> **WORK TO DO**:
Give the entries again, word for word.

> **GIVEN RECORDS**:
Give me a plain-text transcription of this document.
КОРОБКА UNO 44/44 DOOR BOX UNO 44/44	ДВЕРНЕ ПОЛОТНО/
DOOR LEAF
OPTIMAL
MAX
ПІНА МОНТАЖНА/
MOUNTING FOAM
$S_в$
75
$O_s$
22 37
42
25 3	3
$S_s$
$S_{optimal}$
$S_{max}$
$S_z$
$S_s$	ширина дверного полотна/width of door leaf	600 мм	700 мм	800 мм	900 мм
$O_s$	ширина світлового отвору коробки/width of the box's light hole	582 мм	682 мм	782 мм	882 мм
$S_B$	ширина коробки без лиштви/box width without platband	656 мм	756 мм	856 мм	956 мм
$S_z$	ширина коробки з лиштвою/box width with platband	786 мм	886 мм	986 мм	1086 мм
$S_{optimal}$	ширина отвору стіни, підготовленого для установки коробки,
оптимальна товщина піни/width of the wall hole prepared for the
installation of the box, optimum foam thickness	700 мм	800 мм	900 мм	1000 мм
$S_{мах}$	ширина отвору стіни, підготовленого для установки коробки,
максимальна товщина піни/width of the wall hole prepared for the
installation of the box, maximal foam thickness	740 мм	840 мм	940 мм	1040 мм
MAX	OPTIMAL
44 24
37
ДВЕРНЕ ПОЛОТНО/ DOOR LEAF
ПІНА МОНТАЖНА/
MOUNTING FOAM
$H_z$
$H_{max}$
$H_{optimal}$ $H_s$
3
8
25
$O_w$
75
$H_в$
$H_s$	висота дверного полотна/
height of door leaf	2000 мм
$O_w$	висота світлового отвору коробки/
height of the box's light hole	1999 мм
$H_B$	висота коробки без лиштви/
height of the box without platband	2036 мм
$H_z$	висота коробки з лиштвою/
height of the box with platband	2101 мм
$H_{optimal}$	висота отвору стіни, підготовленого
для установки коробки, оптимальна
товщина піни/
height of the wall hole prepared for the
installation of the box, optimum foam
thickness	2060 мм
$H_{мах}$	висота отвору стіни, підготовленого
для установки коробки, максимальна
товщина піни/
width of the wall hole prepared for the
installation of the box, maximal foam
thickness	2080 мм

> **ANSWER**:
Give me a plain-text transcription of this document.
КОРОБКА UNO 44/44 DOOR BOX UNO 44/44	ДВЕРНЕ ПОЛОТНО/
DOOR LEAF
OPTIMAL
MAX
ПІНА МОНТАЖНА/
MOUNTING FOAM
$S_в$
75
$O_s$
22 37
42
25 3	3
$S_s$
$S_{optimal}$
$S_{max}$
$S_z$
$S_s$	ширина дверного полотна/width of door leaf	600 мм	700 мм	800 мм	900 мм
$O_s$	ширина світлового отвору коробки/width of the box's light hole	582 мм	682 мм	782 мм	882 мм
$S_B$	ширина коробки без лиштви/box width without platband	656 мм	756 мм	856 мм	956 мм
$S_z$	ширина коробки з лиштвою/box width with platband	786 мм	886 мм	986 мм	1086 мм
$S_{optimal}$	ширина отвору стіни, підготовленого для установки коробки,
оптимальна товщина піни/width of the wall hole prepared for the
installation of the box, optimum foam thickness	700 мм	800 мм	900 мм	1000 мм
$S_{мах}$	ширина отвору стіни, підготовленого для установки коробки,
максимальна товщина піни/width of the wall hole prepared for the
installation of the box, maximal foam thickness	740 мм	840 мм	940 мм	1040 мм
MAX	OPTIMAL
44 24
37
ДВЕРНЕ ПОЛОТНО/ DOOR LEAF
ПІНА МОНТАЖНА/
MOUNTING FOAM
$H_z$
$H_{max}$
$H_{optimal}$ $H_s$
3
8
25
$O_w$
75
$H_в$
$H_s$	висота дверного полотна/
height of door leaf	2000 мм
$O_w$	висота світлового отвору коробки/
height of the box's light hole	1999 мм
$H_B$	висота коробки без лиштви/
height of the box without platband	2036 мм
$H_z$	висота коробки з лиштвою/
height of the box with platband	2101 мм
$H_{optimal}$	висота отвору стіни, підготовленого
для установки коробки, оптимальна
товщина піни/
height of the wall hole prepared for the
installation of the box, optimum foam
thickness	2060 мм
$H_{мах}$	висота отвору стіни, підготовленого
для установки коробки, максимальна
товщина піни/
width of the wall hole prepared for the
installation of the box, maximal foam
thickness	2080 мм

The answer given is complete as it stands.